— START OF Data to process —
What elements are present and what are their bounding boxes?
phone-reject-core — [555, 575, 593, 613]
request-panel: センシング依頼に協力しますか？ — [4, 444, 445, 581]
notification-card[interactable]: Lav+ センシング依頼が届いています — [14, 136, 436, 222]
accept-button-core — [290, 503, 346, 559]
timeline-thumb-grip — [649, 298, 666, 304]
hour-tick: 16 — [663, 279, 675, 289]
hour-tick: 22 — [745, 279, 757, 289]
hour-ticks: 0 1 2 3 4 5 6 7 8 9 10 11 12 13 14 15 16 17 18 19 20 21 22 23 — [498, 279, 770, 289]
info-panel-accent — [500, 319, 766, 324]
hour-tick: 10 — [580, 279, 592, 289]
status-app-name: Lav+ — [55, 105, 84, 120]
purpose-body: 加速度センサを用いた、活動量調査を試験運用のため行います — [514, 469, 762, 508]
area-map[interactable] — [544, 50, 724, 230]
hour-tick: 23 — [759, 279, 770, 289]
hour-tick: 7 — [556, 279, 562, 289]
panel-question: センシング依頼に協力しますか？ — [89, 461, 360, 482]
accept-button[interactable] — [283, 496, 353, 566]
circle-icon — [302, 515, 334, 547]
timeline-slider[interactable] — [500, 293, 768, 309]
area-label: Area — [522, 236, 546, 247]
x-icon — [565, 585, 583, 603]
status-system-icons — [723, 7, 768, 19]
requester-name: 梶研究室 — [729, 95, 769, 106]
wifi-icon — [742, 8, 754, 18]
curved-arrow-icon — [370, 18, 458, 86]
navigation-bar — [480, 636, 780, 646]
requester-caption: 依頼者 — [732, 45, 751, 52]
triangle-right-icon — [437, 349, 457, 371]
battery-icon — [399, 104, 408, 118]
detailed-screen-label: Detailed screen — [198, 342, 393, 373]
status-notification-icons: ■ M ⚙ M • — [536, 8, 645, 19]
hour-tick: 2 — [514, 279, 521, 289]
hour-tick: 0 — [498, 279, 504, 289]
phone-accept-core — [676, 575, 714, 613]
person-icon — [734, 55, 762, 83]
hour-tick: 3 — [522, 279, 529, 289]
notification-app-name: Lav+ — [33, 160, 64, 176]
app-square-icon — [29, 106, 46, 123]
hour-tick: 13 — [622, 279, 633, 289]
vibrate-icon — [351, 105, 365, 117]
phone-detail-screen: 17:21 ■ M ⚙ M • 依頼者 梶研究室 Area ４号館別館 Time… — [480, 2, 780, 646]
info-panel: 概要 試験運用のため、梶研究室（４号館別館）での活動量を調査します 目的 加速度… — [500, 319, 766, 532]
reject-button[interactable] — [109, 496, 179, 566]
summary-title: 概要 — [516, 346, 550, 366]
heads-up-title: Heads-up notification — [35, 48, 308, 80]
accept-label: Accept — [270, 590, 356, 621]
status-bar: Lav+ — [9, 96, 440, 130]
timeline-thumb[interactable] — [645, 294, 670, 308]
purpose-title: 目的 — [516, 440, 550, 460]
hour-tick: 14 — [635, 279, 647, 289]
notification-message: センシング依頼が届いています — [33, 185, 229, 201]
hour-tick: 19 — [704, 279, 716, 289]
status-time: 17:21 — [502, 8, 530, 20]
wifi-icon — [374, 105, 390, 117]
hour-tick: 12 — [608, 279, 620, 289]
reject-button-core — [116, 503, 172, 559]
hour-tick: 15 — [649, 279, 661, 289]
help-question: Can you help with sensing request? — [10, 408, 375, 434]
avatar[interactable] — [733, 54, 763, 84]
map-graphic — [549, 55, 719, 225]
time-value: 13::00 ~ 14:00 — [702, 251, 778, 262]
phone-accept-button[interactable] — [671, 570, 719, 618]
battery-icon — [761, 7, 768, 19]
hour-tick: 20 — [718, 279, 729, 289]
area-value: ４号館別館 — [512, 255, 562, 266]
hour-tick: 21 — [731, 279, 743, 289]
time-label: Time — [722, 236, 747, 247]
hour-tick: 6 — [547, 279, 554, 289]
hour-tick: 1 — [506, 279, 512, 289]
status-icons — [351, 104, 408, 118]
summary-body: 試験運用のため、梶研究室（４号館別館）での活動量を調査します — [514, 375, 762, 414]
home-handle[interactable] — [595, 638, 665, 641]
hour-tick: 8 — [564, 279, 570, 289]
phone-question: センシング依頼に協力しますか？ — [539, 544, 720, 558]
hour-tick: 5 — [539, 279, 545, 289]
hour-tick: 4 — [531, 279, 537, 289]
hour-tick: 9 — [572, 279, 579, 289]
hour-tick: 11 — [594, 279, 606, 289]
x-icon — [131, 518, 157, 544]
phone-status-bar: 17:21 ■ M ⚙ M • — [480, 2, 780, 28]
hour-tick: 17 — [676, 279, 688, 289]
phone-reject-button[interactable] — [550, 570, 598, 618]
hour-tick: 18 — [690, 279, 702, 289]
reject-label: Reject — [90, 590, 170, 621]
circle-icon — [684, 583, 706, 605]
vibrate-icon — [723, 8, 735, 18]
— END OF Data to process —
Copy every line of the entries above character for character, without changing anything.

[Full output]:
What elements are present and what are their bounding boxes?
phone-reject-core — [555, 575, 593, 613]
request-panel: センシング依頼に協力しますか？ — [4, 444, 445, 581]
notification-card[interactable]: Lav+ センシング依頼が届いています — [14, 136, 436, 222]
accept-button-core — [290, 503, 346, 559]
timeline-thumb-grip — [649, 298, 666, 304]
hour-tick: 16 — [663, 279, 675, 289]
hour-tick: 22 — [745, 279, 757, 289]
hour-ticks: 0 1 2 3 4 5 6 7 8 9 10 11 12 13 14 15 16 17 18 19 20 21 22 23 — [498, 279, 770, 289]
info-panel-accent — [500, 319, 766, 324]
hour-tick: 10 — [580, 279, 592, 289]
status-app-name: Lav+ — [55, 105, 84, 120]
purpose-body: 加速度センサを用いた、活動量調査を試験運用のため行います — [514, 469, 762, 508]
area-map[interactable] — [544, 50, 724, 230]
hour-tick: 23 — [759, 279, 770, 289]
hour-tick: 7 — [556, 279, 562, 289]
panel-question: センシング依頼に協力しますか？ — [89, 461, 360, 482]
accept-button[interactable] — [283, 496, 353, 566]
circle-icon — [302, 515, 334, 547]
timeline-slider[interactable] — [500, 293, 768, 309]
area-label: Area — [522, 236, 546, 247]
x-icon — [565, 585, 583, 603]
status-system-icons — [723, 7, 768, 19]
requester-name: 梶研究室 — [729, 95, 769, 106]
wifi-icon — [742, 8, 754, 18]
curved-arrow-icon — [370, 18, 458, 86]
navigation-bar — [480, 636, 780, 646]
requester-caption: 依頼者 — [732, 45, 751, 52]
triangle-right-icon — [437, 349, 457, 371]
battery-icon — [399, 104, 408, 118]
detailed-screen-label: Detailed screen — [198, 342, 393, 373]
status-notification-icons: ■ M ⚙ M • — [536, 8, 645, 19]
hour-tick: 2 — [514, 279, 521, 289]
hour-tick: 0 — [498, 279, 504, 289]
phone-accept-core — [676, 575, 714, 613]
person-icon — [734, 55, 762, 83]
hour-tick: 3 — [522, 279, 529, 289]
notification-app-name: Lav+ — [33, 160, 64, 176]
app-square-icon — [29, 106, 46, 123]
hour-tick: 13 — [622, 279, 633, 289]
vibrate-icon — [351, 105, 365, 117]
phone-detail-screen: 17:21 ■ M ⚙ M • 依頼者 梶研究室 Area ４号館別館 Time… — [480, 2, 780, 646]
info-panel: 概要 試験運用のため、梶研究室（４号館別館）での活動量を調査します 目的 加速度… — [500, 319, 766, 532]
reject-button[interactable] — [109, 496, 179, 566]
summary-title: 概要 — [516, 346, 550, 366]
heads-up-title: Heads-up notification — [35, 48, 308, 80]
accept-label: Accept — [270, 590, 356, 621]
status-bar: Lav+ — [9, 96, 440, 130]
timeline-thumb[interactable] — [645, 294, 670, 308]
purpose-title: 目的 — [516, 440, 550, 460]
hour-tick: 14 — [635, 279, 647, 289]
notification-message: センシング依頼が届いています — [33, 185, 229, 201]
hour-tick: 19 — [704, 279, 716, 289]
status-time: 17:21 — [502, 8, 530, 20]
wifi-icon — [374, 105, 390, 117]
hour-tick: 12 — [608, 279, 620, 289]
reject-button-core — [116, 503, 172, 559]
hour-tick: 15 — [649, 279, 661, 289]
help-question: Can you help with sensing request? — [10, 408, 375, 434]
avatar[interactable] — [733, 54, 763, 84]
map-graphic — [549, 55, 719, 225]
time-value: 13::00 ~ 14:00 — [702, 251, 778, 262]
phone-accept-button[interactable] — [671, 570, 719, 618]
battery-icon — [761, 7, 768, 19]
hour-tick: 20 — [718, 279, 729, 289]
area-value: ４号館別館 — [512, 255, 562, 266]
hour-tick: 21 — [731, 279, 743, 289]
time-label: Time — [722, 236, 747, 247]
hour-tick: 6 — [547, 279, 554, 289]
hour-tick: 1 — [506, 279, 512, 289]
status-icons — [351, 104, 408, 118]
summary-body: 試験運用のため、梶研究室（４号館別館）での活動量を調査します — [514, 375, 762, 414]
home-handle[interactable] — [595, 638, 665, 641]
hour-tick: 8 — [564, 279, 570, 289]
phone-question: センシング依頼に協力しますか？ — [539, 544, 720, 558]
hour-tick: 5 — [539, 279, 545, 289]
hour-tick: 4 — [531, 279, 537, 289]
hour-tick: 9 — [572, 279, 579, 289]
hour-tick: 11 — [594, 279, 606, 289]
x-icon — [131, 518, 157, 544]
phone-status-bar: 17:21 ■ M ⚙ M • — [480, 2, 780, 28]
hour-tick: 17 — [676, 279, 688, 289]
phone-reject-button[interactable] — [550, 570, 598, 618]
hour-tick: 18 — [690, 279, 702, 289]
reject-label: Reject — [90, 590, 170, 621]
circle-icon — [684, 583, 706, 605]
vibrate-icon — [723, 8, 735, 18]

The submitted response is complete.